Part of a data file
** START **

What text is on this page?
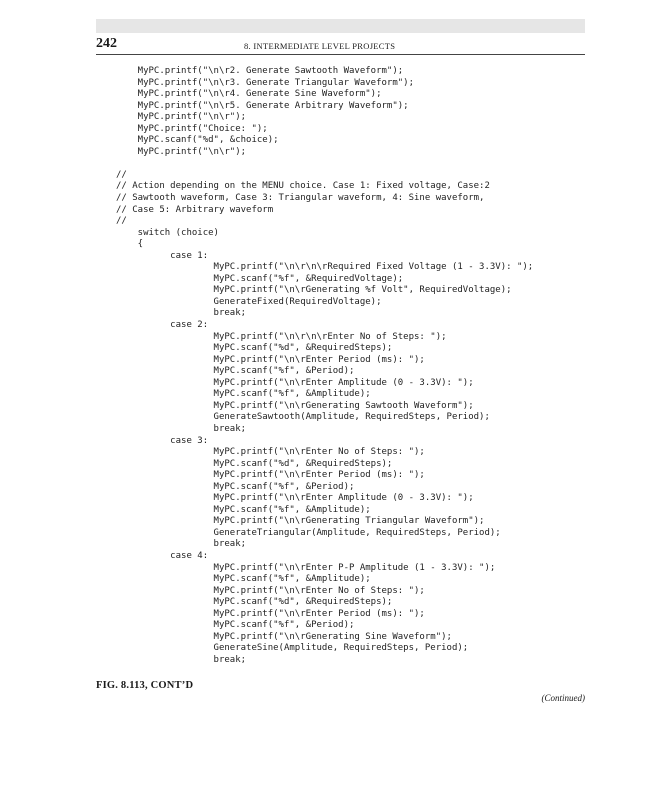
242	8. INTERMEDIATE LEVEL PROJECTS
MyPC.printf("\n\r2. Generate Sawtooth Waveform");
MyPC.printf("\n\r3. Generate Triangular Waveform");
MyPC.printf("\n\r4. Generate Sine Waveform");
MyPC.printf("\n\r5. Generate Arbitrary Waveform");
MyPC.printf("\n\r");
MyPC.printf("Choice: ");
MyPC.scanf("%d", &choice);
MyPC.printf("\n\r");
//
// Action depending on the MENU choice. Case 1: Fixed voltage, Case:2
// Sawtooth waveform, Case 3: Triangular waveform, 4: Sine waveform,
// Case 5: Arbitrary waveform
//
switch (choice)
{
case 1:
MyPC.printf("\n\r\n\rRequired Fixed Voltage (1 - 3.3V): ");
MyPC.scanf("%f", &RequiredVoltage);
MyPC.printf("\n\rGenerating %f Volt", RequiredVoltage);
GenerateFixed(RequiredVoltage);
break;
case 2:
MyPC.printf("\n\r\n\rEnter No of Steps: ");
MyPC.scanf("%d", &RequiredSteps);
MyPC.printf("\n\rEnter Period (ms): ");
MyPC.scanf("%f", &Period);
MyPC.printf("\n\rEnter Amplitude (0 - 3.3V): ");
MyPC.scanf("%f", &Amplitude);
MyPC.printf("\n\rGenerating Sawtooth Waveform");
GenerateSawtooth(Amplitude, RequiredSteps, Period);
break;
case 3:
MyPC.printf("\n\rEnter No of Steps: ");
MyPC.scanf("%d", &RequiredSteps);
MyPC.printf("\n\rEnter Period (ms): ");
MyPC.scanf("%f", &Period);
MyPC.printf("\n\rEnter Amplitude (0 - 3.3V): ");
MyPC.scanf("%f", &Amplitude);
MyPC.printf("\n\rGenerating Triangular Waveform");
GenerateTriangular(Amplitude, RequiredSteps, Period);
break;
case 4:
MyPC.printf("\n\rEnter P-P Amplitude (1 - 3.3V): ");
MyPC.scanf("%f", &Amplitude);
MyPC.printf("\n\rEnter No of Steps: ");
MyPC.scanf("%d", &RequiredSteps);
MyPC.printf("\n\rEnter Period (ms): ");
MyPC.scanf("%f", &Period);
MyPC.printf("\n\rGenerating Sine Waveform");
GenerateSine(Amplitude, RequiredSteps, Period);
break;
FIG. 8.113, CONT’D
(Continued)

** END **

* **Task**
Reproduce every entry exactly, but omit each picture.

* **Solution**
What text is on this page?
242	8. INTERMEDIATE LEVEL PROJECTS
MyPC.printf("\n\r2. Generate Sawtooth Waveform");
MyPC.printf("\n\r3. Generate Triangular Waveform");
MyPC.printf("\n\r4. Generate Sine Waveform");
MyPC.printf("\n\r5. Generate Arbitrary Waveform");
MyPC.printf("\n\r");
MyPC.printf("Choice: ");
MyPC.scanf("%d", &choice);
MyPC.printf("\n\r");
//
// Action depending on the MENU choice. Case 1: Fixed voltage, Case:2
// Sawtooth waveform, Case 3: Triangular waveform, 4: Sine waveform,
// Case 5: Arbitrary waveform
//
switch (choice)
{
case 1:
MyPC.printf("\n\r\n\rRequired Fixed Voltage (1 - 3.3V): ");
MyPC.scanf("%f", &RequiredVoltage);
MyPC.printf("\n\rGenerating %f Volt", RequiredVoltage);
GenerateFixed(RequiredVoltage);
break;
case 2:
MyPC.printf("\n\r\n\rEnter No of Steps: ");
MyPC.scanf("%d", &RequiredSteps);
MyPC.printf("\n\rEnter Period (ms): ");
MyPC.scanf("%f", &Period);
MyPC.printf("\n\rEnter Amplitude (0 - 3.3V): ");
MyPC.scanf("%f", &Amplitude);
MyPC.printf("\n\rGenerating Sawtooth Waveform");
GenerateSawtooth(Amplitude, RequiredSteps, Period);
break;
case 3:
MyPC.printf("\n\rEnter No of Steps: ");
MyPC.scanf("%d", &RequiredSteps);
MyPC.printf("\n\rEnter Period (ms): ");
MyPC.scanf("%f", &Period);
MyPC.printf("\n\rEnter Amplitude (0 - 3.3V): ");
MyPC.scanf("%f", &Amplitude);
MyPC.printf("\n\rGenerating Triangular Waveform");
GenerateTriangular(Amplitude, RequiredSteps, Period);
break;
case 4:
MyPC.printf("\n\rEnter P-P Amplitude (1 - 3.3V): ");
MyPC.scanf("%f", &Amplitude);
MyPC.printf("\n\rEnter No of Steps: ");
MyPC.scanf("%d", &RequiredSteps);
MyPC.printf("\n\rEnter Period (ms): ");
MyPC.scanf("%f", &Period);
MyPC.printf("\n\rGenerating Sine Waveform");
GenerateSine(Amplitude, RequiredSteps, Period);
break;
FIG. 8.113, CONT’D
(Continued)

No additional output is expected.